### Stated exercise:
Scan the lines and state how many carry "xlabel". Leave out everything but the number.

### Data for the task:
* * * * * * *
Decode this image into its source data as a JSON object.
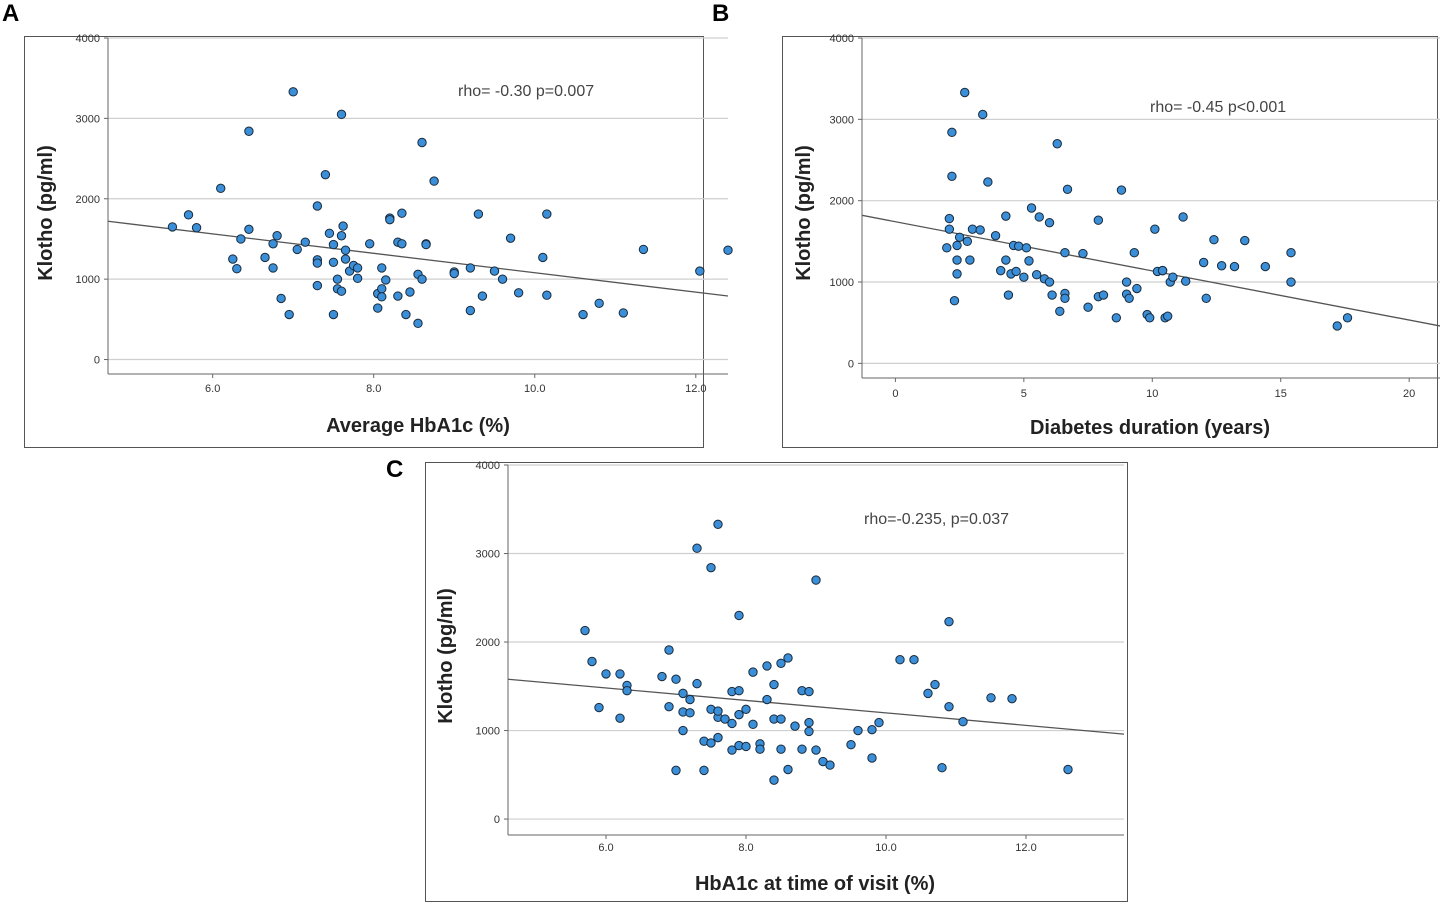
{
  "colors": {
    "point_fill": "#3a8fd8",
    "point_stroke": "#1a2a3a",
    "grid": "#cfcfcf",
    "fit_line": "#555555",
    "frame": "#555555"
  },
  "chart_data": [
    {
      "panel": "A",
      "type": "scatter",
      "xlabel": "Average HbA1c (%)",
      "ylabel": "Klotho (pg/ml)",
      "annotation": "rho= -0.30  p=0.007",
      "xlim": [
        4.7,
        12.4
      ],
      "ylim": [
        -180,
        4000
      ],
      "xticks": [
        6.0,
        8.0,
        10.0,
        12.0
      ],
      "xtick_labels": [
        "6.0",
        "8.0",
        "10.0",
        "12.0"
      ],
      "yticks": [
        0,
        1000,
        2000,
        3000,
        4000
      ],
      "ytick_labels": [
        "0",
        "1000",
        "2000",
        "3000",
        "4000"
      ],
      "fit_line": [
        [
          4.7,
          1720
        ],
        [
          12.4,
          790
        ]
      ],
      "points": [
        [
          5.5,
          1650
        ],
        [
          5.7,
          1800
        ],
        [
          5.8,
          1640
        ],
        [
          6.1,
          2130
        ],
        [
          6.25,
          1250
        ],
        [
          6.3,
          1130
        ],
        [
          6.35,
          1500
        ],
        [
          6.45,
          2840
        ],
        [
          6.45,
          1620
        ],
        [
          6.65,
          1270
        ],
        [
          6.75,
          1440
        ],
        [
          6.75,
          1140
        ],
        [
          6.8,
          1540
        ],
        [
          6.85,
          760
        ],
        [
          6.95,
          560
        ],
        [
          7.0,
          3330
        ],
        [
          7.05,
          1370
        ],
        [
          7.15,
          1460
        ],
        [
          7.3,
          1910
        ],
        [
          7.3,
          1240
        ],
        [
          7.3,
          1200
        ],
        [
          7.3,
          920
        ],
        [
          7.4,
          2300
        ],
        [
          7.45,
          1570
        ],
        [
          7.5,
          1430
        ],
        [
          7.5,
          1210
        ],
        [
          7.5,
          560
        ],
        [
          7.55,
          880
        ],
        [
          7.55,
          1000
        ],
        [
          7.6,
          3050
        ],
        [
          7.6,
          1540
        ],
        [
          7.6,
          850
        ],
        [
          7.62,
          1660
        ],
        [
          7.65,
          1360
        ],
        [
          7.65,
          1250
        ],
        [
          7.7,
          1100
        ],
        [
          7.75,
          1170
        ],
        [
          7.8,
          1140
        ],
        [
          7.8,
          1010
        ],
        [
          7.95,
          1440
        ],
        [
          8.05,
          640
        ],
        [
          8.05,
          820
        ],
        [
          8.1,
          880
        ],
        [
          8.1,
          780
        ],
        [
          8.1,
          1140
        ],
        [
          8.15,
          990
        ],
        [
          8.2,
          1760
        ],
        [
          8.2,
          1740
        ],
        [
          8.3,
          1460
        ],
        [
          8.3,
          790
        ],
        [
          8.35,
          1820
        ],
        [
          8.35,
          1440
        ],
        [
          8.4,
          560
        ],
        [
          8.45,
          840
        ],
        [
          8.55,
          450
        ],
        [
          8.55,
          1060
        ],
        [
          8.6,
          1000
        ],
        [
          8.6,
          2700
        ],
        [
          8.65,
          1440
        ],
        [
          8.65,
          1430
        ],
        [
          8.75,
          2220
        ],
        [
          9.0,
          1090
        ],
        [
          9.0,
          1070
        ],
        [
          9.2,
          610
        ],
        [
          9.2,
          1140
        ],
        [
          9.3,
          1810
        ],
        [
          9.35,
          790
        ],
        [
          9.5,
          1100
        ],
        [
          9.6,
          1000
        ],
        [
          9.7,
          1510
        ],
        [
          9.8,
          830
        ],
        [
          10.1,
          1270
        ],
        [
          10.15,
          1810
        ],
        [
          10.15,
          800
        ],
        [
          10.6,
          560
        ],
        [
          10.8,
          700
        ],
        [
          11.1,
          580
        ],
        [
          11.35,
          1370
        ],
        [
          12.05,
          1100
        ],
        [
          12.4,
          1360
        ]
      ]
    },
    {
      "panel": "B",
      "type": "scatter",
      "xlabel": "Diabetes duration (years)",
      "ylabel": "Klotho (pg/ml)",
      "annotation": "rho= -0.45  p<0.001",
      "xlim": [
        -1.3,
        21.2
      ],
      "ylim": [
        -180,
        4000
      ],
      "xticks": [
        0,
        5,
        10,
        15,
        20
      ],
      "xtick_labels": [
        "0",
        "5",
        "10",
        "15",
        "20"
      ],
      "yticks": [
        0,
        1000,
        2000,
        3000,
        4000
      ],
      "ytick_labels": [
        "0",
        "1000",
        "2000",
        "3000",
        "4000"
      ],
      "fit_line": [
        [
          -1.3,
          1820
        ],
        [
          21.2,
          460
        ]
      ],
      "points": [
        [
          2.0,
          1420
        ],
        [
          2.1,
          1650
        ],
        [
          2.1,
          1780
        ],
        [
          2.2,
          2300
        ],
        [
          2.2,
          2840
        ],
        [
          2.3,
          770
        ],
        [
          2.4,
          1450
        ],
        [
          2.4,
          1270
        ],
        [
          2.4,
          1100
        ],
        [
          2.5,
          1550
        ],
        [
          2.7,
          3330
        ],
        [
          2.8,
          1500
        ],
        [
          2.9,
          1270
        ],
        [
          3.0,
          1650
        ],
        [
          3.3,
          1640
        ],
        [
          3.4,
          3060
        ],
        [
          3.6,
          2230
        ],
        [
          3.9,
          1570
        ],
        [
          4.1,
          1140
        ],
        [
          4.3,
          1810
        ],
        [
          4.3,
          1270
        ],
        [
          4.4,
          840
        ],
        [
          4.5,
          1100
        ],
        [
          4.6,
          1450
        ],
        [
          4.7,
          1130
        ],
        [
          4.8,
          1440
        ],
        [
          5.0,
          1060
        ],
        [
          5.1,
          1420
        ],
        [
          5.2,
          1260
        ],
        [
          5.3,
          1910
        ],
        [
          5.5,
          1090
        ],
        [
          5.6,
          1800
        ],
        [
          5.8,
          1040
        ],
        [
          6.0,
          1000
        ],
        [
          6.0,
          1730
        ],
        [
          6.1,
          840
        ],
        [
          6.3,
          2700
        ],
        [
          6.4,
          640
        ],
        [
          6.6,
          1360
        ],
        [
          6.6,
          860
        ],
        [
          6.6,
          800
        ],
        [
          6.7,
          2140
        ],
        [
          7.3,
          1350
        ],
        [
          7.5,
          690
        ],
        [
          7.9,
          1760
        ],
        [
          7.9,
          820
        ],
        [
          8.1,
          840
        ],
        [
          8.6,
          560
        ],
        [
          8.8,
          2130
        ],
        [
          9.0,
          1000
        ],
        [
          9.0,
          850
        ],
        [
          9.1,
          800
        ],
        [
          9.3,
          1360
        ],
        [
          9.4,
          920
        ],
        [
          9.8,
          600
        ],
        [
          9.9,
          560
        ],
        [
          10.1,
          1650
        ],
        [
          10.2,
          1130
        ],
        [
          10.4,
          1140
        ],
        [
          10.4,
          1140
        ],
        [
          10.5,
          560
        ],
        [
          10.6,
          580
        ],
        [
          10.7,
          1000
        ],
        [
          10.8,
          1060
        ],
        [
          11.2,
          1800
        ],
        [
          11.3,
          1010
        ],
        [
          12.0,
          1240
        ],
        [
          12.1,
          800
        ],
        [
          12.4,
          1520
        ],
        [
          12.7,
          1200
        ],
        [
          13.2,
          1190
        ],
        [
          13.6,
          1510
        ],
        [
          14.4,
          1190
        ],
        [
          15.4,
          1360
        ],
        [
          15.4,
          1000
        ],
        [
          17.2,
          460
        ],
        [
          17.6,
          560
        ]
      ]
    },
    {
      "panel": "C",
      "type": "scatter",
      "xlabel": "HbA1c at time of visit (%)",
      "ylabel": "Klotho (pg/ml)",
      "annotation": "rho=-0.235, p=0.037",
      "xlim": [
        4.6,
        13.4
      ],
      "ylim": [
        -180,
        4000
      ],
      "xticks": [
        6.0,
        8.0,
        10.0,
        12.0
      ],
      "xtick_labels": [
        "6.0",
        "8.0",
        "10.0",
        "12.0"
      ],
      "yticks": [
        0,
        1000,
        2000,
        3000,
        4000
      ],
      "ytick_labels": [
        "0",
        "1000",
        "2000",
        "3000",
        "4000"
      ],
      "fit_line": [
        [
          4.6,
          1580
        ],
        [
          13.4,
          960
        ]
      ],
      "points": [
        [
          5.7,
          2130
        ],
        [
          5.8,
          1780
        ],
        [
          5.9,
          1260
        ],
        [
          6.0,
          1640
        ],
        [
          6.2,
          1640
        ],
        [
          6.2,
          1140
        ],
        [
          6.3,
          1510
        ],
        [
          6.3,
          1450
        ],
        [
          6.8,
          1610
        ],
        [
          6.9,
          1910
        ],
        [
          6.9,
          1270
        ],
        [
          7.0,
          1580
        ],
        [
          7.0,
          550
        ],
        [
          7.1,
          1420
        ],
        [
          7.1,
          1000
        ],
        [
          7.1,
          1210
        ],
        [
          7.2,
          1350
        ],
        [
          7.2,
          1200
        ],
        [
          7.3,
          3060
        ],
        [
          7.3,
          1530
        ],
        [
          7.4,
          880
        ],
        [
          7.4,
          550
        ],
        [
          7.5,
          2840
        ],
        [
          7.5,
          1240
        ],
        [
          7.5,
          860
        ],
        [
          7.6,
          3330
        ],
        [
          7.6,
          1150
        ],
        [
          7.6,
          1220
        ],
        [
          7.6,
          920
        ],
        [
          7.7,
          1130
        ],
        [
          7.8,
          1440
        ],
        [
          7.8,
          1080
        ],
        [
          7.8,
          780
        ],
        [
          7.9,
          2300
        ],
        [
          7.9,
          1450
        ],
        [
          7.9,
          1180
        ],
        [
          7.9,
          830
        ],
        [
          8.0,
          1240
        ],
        [
          8.0,
          820
        ],
        [
          8.1,
          1660
        ],
        [
          8.1,
          1070
        ],
        [
          8.2,
          850
        ],
        [
          8.2,
          790
        ],
        [
          8.3,
          1730
        ],
        [
          8.3,
          1350
        ],
        [
          8.4,
          1520
        ],
        [
          8.4,
          1130
        ],
        [
          8.4,
          440
        ],
        [
          8.5,
          1760
        ],
        [
          8.5,
          1130
        ],
        [
          8.5,
          790
        ],
        [
          8.6,
          1820
        ],
        [
          8.6,
          560
        ],
        [
          8.7,
          1050
        ],
        [
          8.8,
          1450
        ],
        [
          8.8,
          790
        ],
        [
          8.9,
          1440
        ],
        [
          8.9,
          1090
        ],
        [
          8.9,
          990
        ],
        [
          9.0,
          2700
        ],
        [
          9.0,
          780
        ],
        [
          9.1,
          650
        ],
        [
          9.2,
          610
        ],
        [
          9.5,
          840
        ],
        [
          9.6,
          1000
        ],
        [
          9.8,
          1010
        ],
        [
          9.8,
          690
        ],
        [
          9.9,
          1090
        ],
        [
          10.2,
          1800
        ],
        [
          10.4,
          1800
        ],
        [
          10.6,
          1420
        ],
        [
          10.7,
          1520
        ],
        [
          10.8,
          580
        ],
        [
          10.9,
          2230
        ],
        [
          10.9,
          1270
        ],
        [
          11.1,
          1100
        ],
        [
          11.5,
          1370
        ],
        [
          11.8,
          1360
        ],
        [
          12.6,
          560
        ]
      ]
    }
  ]
}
* * * * * * *
### Result for this task:
3